Task details:
Repeat the material below word for word and leave out all pictures.

Given information:
################

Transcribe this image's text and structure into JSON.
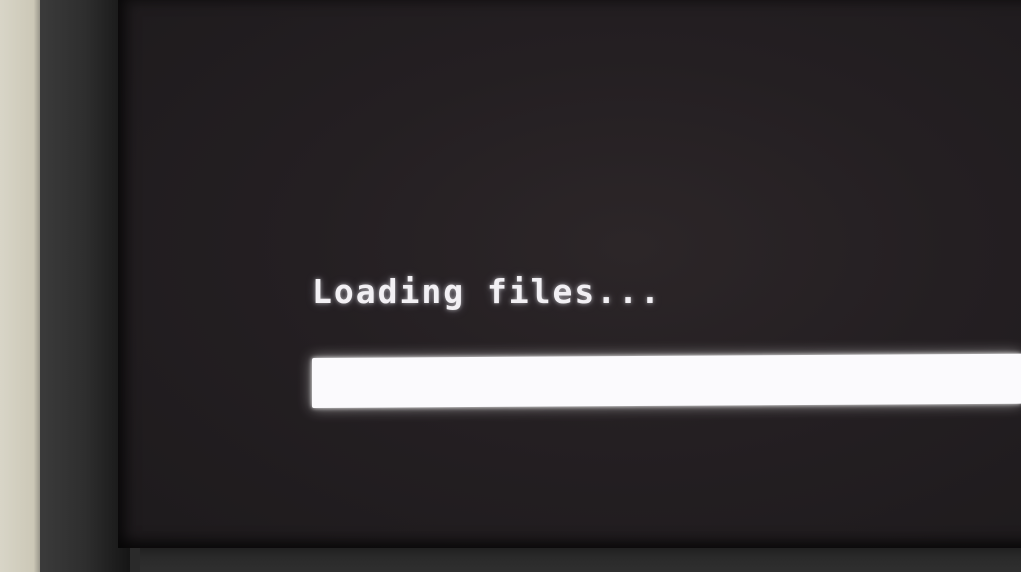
{
  "boot_screen": {
    "status_text": "Loading files...",
    "progress_fraction": 1.0
  },
  "colors": {
    "screen_background": "#241f22",
    "text": "#f2f0f4",
    "progress_fill": "#fbfafd"
  }
}
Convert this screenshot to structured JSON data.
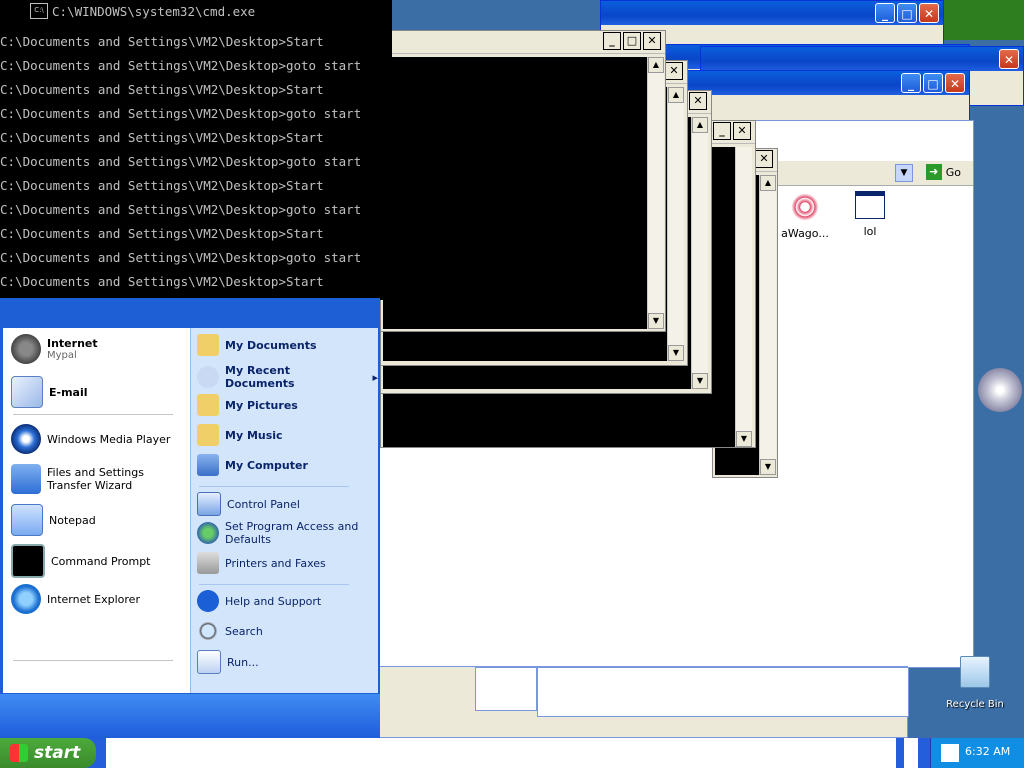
{
  "console": {
    "title": "C:\\WINDOWS\\system32\\cmd.exe",
    "title_icon": "C:\\",
    "lines": [
      "C:\\Documents and Settings\\VM2\\Desktop>Start",
      "C:\\Documents and Settings\\VM2\\Desktop>goto start",
      "C:\\Documents and Settings\\VM2\\Desktop>Start",
      "C:\\Documents and Settings\\VM2\\Desktop>goto start",
      "C:\\Documents and Settings\\VM2\\Desktop>Start",
      "C:\\Documents and Settings\\VM2\\Desktop>goto start",
      "C:\\Documents and Settings\\VM2\\Desktop>Start",
      "C:\\Documents and Settings\\VM2\\Desktop>goto start",
      "C:\\Documents and Settings\\VM2\\Desktop>Start",
      "C:\\Documents and Settings\\VM2\\Desktop>goto start",
      "C:\\Documents and Settings\\VM2\\Desktop>Start"
    ]
  },
  "controls": {
    "minimize": "_",
    "maximize": "□",
    "close": "✕",
    "scroll_up": "▲",
    "scroll_down": "▼",
    "dropdown": "▼"
  },
  "explorer": {
    "go_label": "Go",
    "files": [
      {
        "label": "aWago..."
      },
      {
        "label": "lol"
      }
    ]
  },
  "start_menu": {
    "pinned": [
      {
        "label": "Internet",
        "sub": "Mypal",
        "icon": "browser-icon"
      },
      {
        "label": "E-mail",
        "sub": "",
        "icon": "email-icon"
      }
    ],
    "recent": [
      {
        "label": "Windows Media Player",
        "icon": "media-player-icon"
      },
      {
        "label": "Files and Settings Transfer Wizard",
        "icon": "transfer-wizard-icon"
      },
      {
        "label": "Notepad",
        "icon": "notepad-icon"
      },
      {
        "label": "Command Prompt",
        "icon": "command-prompt-icon"
      },
      {
        "label": "Internet Explorer",
        "icon": "internet-explorer-icon"
      }
    ],
    "places": [
      {
        "label": "My Documents"
      },
      {
        "label": "My Recent Documents",
        "arrow": "▸"
      },
      {
        "label": "My Pictures"
      },
      {
        "label": "My Music"
      },
      {
        "label": "My Computer"
      }
    ],
    "system": [
      {
        "label": "Control Panel"
      },
      {
        "label": "Set Program Access and Defaults"
      },
      {
        "label": "Printers and Faxes"
      }
    ],
    "help": [
      {
        "label": "Help and Support"
      },
      {
        "label": "Search"
      },
      {
        "label": "Run..."
      }
    ]
  },
  "desktop": {
    "recycle_bin": "Recycle Bin"
  },
  "taskbar": {
    "start": "start",
    "clock": "6:32 AM"
  },
  "colors": {
    "xp_blue": "#245edb",
    "start_green": "#3b8a2c",
    "menu_right": "#d3e5fa"
  }
}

################

Finished exercise:
Transcribe this image's text and structure into JSON.
{
  "boot_screen": {
    "status_text": "Loading files...",
    "progress_fraction": 1.0
  },
  "colors": {
    "screen_background": "#241f22",
    "text": "#f2f0f4",
    "progress_fill": "#fbfafd"
  }
}
Convert this screenshot to structured JSON data.
{
  "console": {
    "title": "C:\\WINDOWS\\system32\\cmd.exe",
    "title_icon": "C:\\",
    "lines": [
      "C:\\Documents and Settings\\VM2\\Desktop>Start",
      "C:\\Documents and Settings\\VM2\\Desktop>goto start",
      "C:\\Documents and Settings\\VM2\\Desktop>Start",
      "C:\\Documents and Settings\\VM2\\Desktop>goto start",
      "C:\\Documents and Settings\\VM2\\Desktop>Start",
      "C:\\Documents and Settings\\VM2\\Desktop>goto start",
      "C:\\Documents and Settings\\VM2\\Desktop>Start",
      "C:\\Documents and Settings\\VM2\\Desktop>goto start",
      "C:\\Documents and Settings\\VM2\\Desktop>Start",
      "C:\\Documents and Settings\\VM2\\Desktop>goto start",
      "C:\\Documents and Settings\\VM2\\Desktop>Start"
    ]
  },
  "controls": {
    "minimize": "_",
    "maximize": "□",
    "close": "✕",
    "scroll_up": "▲",
    "scroll_down": "▼",
    "dropdown": "▼"
  },
  "explorer": {
    "go_label": "Go",
    "files": [
      {
        "label": "aWago..."
      },
      {
        "label": "lol"
      }
    ]
  },
  "start_menu": {
    "pinned": [
      {
        "label": "Internet",
        "sub": "Mypal",
        "icon": "browser-icon"
      },
      {
        "label": "E-mail",
        "sub": "",
        "icon": "email-icon"
      }
    ],
    "recent": [
      {
        "label": "Windows Media Player",
        "icon": "media-player-icon"
      },
      {
        "label": "Files and Settings Transfer Wizard",
        "icon": "transfer-wizard-icon"
      },
      {
        "label": "Notepad",
        "icon": "notepad-icon"
      },
      {
        "label": "Command Prompt",
        "icon": "command-prompt-icon"
      },
      {
        "label": "Internet Explorer",
        "icon": "internet-explorer-icon"
      }
    ],
    "places": [
      {
        "label": "My Documents"
      },
      {
        "label": "My Recent Documents",
        "arrow": "▸"
      },
      {
        "label": "My Pictures"
      },
      {
        "label": "My Music"
      },
      {
        "label": "My Computer"
      }
    ],
    "system": [
      {
        "label": "Control Panel"
      },
      {
        "label": "Set Program Access and Defaults"
      },
      {
        "label": "Printers and Faxes"
      }
    ],
    "help": [
      {
        "label": "Help and Support"
      },
      {
        "label": "Search"
      },
      {
        "label": "Run..."
      }
    ]
  },
  "desktop": {
    "recycle_bin": "Recycle Bin"
  },
  "taskbar": {
    "start": "start",
    "clock": "6:32 AM"
  },
  "colors": {
    "xp_blue": "#245edb",
    "start_green": "#3b8a2c",
    "menu_right": "#d3e5fa"
  }
}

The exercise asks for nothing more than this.